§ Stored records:
--------------------

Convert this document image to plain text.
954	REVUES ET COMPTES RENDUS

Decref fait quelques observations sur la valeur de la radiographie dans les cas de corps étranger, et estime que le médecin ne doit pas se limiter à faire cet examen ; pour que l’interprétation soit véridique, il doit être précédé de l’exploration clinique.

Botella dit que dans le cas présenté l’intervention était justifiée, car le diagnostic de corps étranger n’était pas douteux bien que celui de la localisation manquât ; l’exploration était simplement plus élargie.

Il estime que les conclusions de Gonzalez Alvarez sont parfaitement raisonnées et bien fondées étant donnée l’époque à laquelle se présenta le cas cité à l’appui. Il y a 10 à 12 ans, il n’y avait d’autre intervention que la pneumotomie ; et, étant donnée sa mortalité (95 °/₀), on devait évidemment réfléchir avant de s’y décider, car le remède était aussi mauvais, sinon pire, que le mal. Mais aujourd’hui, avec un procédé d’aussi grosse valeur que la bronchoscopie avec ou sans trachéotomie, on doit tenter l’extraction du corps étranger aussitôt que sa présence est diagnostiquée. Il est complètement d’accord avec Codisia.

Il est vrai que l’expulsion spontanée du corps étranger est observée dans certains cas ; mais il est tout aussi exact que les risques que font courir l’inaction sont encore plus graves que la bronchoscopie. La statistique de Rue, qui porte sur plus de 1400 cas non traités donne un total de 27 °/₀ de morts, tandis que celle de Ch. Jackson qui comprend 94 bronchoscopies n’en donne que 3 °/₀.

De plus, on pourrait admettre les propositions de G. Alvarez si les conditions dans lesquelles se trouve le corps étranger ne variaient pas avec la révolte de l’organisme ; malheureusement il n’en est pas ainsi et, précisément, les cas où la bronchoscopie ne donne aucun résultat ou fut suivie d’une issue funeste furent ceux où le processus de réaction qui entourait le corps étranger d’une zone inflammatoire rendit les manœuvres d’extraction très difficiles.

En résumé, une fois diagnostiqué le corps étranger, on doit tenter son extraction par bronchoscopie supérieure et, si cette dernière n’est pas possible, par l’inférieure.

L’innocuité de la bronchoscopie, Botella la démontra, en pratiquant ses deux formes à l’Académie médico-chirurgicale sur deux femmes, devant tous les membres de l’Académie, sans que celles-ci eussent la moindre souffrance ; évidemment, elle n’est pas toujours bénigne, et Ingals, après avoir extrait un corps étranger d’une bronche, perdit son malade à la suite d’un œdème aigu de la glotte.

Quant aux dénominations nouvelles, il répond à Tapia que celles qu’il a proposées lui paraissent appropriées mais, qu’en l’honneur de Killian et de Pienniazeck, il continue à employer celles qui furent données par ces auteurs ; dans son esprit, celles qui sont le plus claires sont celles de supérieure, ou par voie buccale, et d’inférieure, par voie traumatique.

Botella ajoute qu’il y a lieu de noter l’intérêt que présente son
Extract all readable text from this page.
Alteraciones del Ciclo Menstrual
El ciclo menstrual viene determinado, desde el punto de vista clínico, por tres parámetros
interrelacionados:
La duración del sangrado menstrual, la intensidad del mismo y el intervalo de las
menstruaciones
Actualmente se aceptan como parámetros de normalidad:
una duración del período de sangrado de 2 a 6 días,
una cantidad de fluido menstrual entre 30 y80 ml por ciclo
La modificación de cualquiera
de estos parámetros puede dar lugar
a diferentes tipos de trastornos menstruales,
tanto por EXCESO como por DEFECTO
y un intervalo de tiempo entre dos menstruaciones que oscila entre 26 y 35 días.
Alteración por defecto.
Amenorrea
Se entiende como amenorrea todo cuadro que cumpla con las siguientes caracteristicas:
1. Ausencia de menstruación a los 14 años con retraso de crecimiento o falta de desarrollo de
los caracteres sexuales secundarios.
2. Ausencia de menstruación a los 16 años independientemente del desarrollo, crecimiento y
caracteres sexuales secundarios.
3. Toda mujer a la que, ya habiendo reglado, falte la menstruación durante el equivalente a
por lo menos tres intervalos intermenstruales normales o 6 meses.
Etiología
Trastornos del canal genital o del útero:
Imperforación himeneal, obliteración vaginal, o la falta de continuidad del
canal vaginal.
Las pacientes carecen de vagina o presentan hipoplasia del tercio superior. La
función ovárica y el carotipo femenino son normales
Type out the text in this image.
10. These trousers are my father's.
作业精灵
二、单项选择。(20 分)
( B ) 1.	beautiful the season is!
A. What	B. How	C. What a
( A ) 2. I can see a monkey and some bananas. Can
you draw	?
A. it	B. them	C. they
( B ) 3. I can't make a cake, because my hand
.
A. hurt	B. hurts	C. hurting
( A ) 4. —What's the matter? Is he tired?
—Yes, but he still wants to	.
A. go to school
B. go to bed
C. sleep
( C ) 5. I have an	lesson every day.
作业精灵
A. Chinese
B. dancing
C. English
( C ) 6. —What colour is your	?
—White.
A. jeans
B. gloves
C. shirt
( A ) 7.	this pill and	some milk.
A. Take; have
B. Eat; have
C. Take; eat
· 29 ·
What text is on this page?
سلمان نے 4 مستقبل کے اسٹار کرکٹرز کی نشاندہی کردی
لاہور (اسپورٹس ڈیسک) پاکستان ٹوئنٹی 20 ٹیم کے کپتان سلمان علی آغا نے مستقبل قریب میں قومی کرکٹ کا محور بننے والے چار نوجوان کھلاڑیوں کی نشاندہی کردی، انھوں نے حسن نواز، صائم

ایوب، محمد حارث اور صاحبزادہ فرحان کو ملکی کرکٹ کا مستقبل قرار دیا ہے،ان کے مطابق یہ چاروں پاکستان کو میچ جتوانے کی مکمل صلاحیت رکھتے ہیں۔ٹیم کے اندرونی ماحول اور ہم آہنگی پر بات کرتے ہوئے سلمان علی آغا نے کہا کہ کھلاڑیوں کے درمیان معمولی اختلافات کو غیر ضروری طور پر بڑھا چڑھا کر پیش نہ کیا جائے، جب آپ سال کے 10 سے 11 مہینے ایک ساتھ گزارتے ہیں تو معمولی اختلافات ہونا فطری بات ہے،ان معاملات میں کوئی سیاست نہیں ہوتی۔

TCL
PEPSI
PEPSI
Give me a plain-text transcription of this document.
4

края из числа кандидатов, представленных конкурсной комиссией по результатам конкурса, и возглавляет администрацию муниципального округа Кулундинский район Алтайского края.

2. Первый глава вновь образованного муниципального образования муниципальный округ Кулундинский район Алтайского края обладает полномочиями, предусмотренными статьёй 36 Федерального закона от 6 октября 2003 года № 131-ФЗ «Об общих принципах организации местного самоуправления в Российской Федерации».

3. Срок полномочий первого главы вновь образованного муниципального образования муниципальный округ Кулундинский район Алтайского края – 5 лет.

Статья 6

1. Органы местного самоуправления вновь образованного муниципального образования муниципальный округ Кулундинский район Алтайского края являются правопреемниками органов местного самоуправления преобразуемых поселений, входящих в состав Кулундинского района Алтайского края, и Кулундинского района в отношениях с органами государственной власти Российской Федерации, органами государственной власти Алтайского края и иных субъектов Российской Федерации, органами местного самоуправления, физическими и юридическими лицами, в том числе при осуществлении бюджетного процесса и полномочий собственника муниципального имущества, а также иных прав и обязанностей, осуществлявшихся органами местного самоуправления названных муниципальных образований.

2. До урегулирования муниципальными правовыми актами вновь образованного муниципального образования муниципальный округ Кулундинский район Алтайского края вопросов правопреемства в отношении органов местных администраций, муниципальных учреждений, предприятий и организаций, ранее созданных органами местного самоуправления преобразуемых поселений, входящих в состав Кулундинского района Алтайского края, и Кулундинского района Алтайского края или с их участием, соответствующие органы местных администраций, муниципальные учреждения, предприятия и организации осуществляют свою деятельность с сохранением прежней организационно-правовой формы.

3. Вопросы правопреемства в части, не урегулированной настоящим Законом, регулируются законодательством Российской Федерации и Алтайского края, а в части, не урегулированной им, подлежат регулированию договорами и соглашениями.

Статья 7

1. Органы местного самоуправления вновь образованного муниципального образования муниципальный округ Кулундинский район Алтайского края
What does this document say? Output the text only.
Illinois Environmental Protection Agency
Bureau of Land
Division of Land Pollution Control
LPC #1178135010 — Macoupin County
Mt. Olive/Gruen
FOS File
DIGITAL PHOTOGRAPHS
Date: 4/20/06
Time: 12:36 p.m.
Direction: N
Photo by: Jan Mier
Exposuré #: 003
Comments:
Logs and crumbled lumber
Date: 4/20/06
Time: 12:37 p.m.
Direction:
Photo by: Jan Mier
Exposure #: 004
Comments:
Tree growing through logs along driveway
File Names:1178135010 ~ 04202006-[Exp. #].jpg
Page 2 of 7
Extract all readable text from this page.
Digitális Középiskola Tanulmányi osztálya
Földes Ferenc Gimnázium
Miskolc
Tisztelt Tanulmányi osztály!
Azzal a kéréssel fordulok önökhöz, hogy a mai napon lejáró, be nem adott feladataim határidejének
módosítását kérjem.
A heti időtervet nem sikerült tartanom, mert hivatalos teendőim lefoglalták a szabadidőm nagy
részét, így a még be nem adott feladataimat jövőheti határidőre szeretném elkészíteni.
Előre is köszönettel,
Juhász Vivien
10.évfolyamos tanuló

--------------------

§ THE TASK: Within the data above, pick out all lines holding the word "secundarios".

§ SOLVED PROBLEM:
los caracteres sexuales secundarios.
caracteres sexuales secundarios.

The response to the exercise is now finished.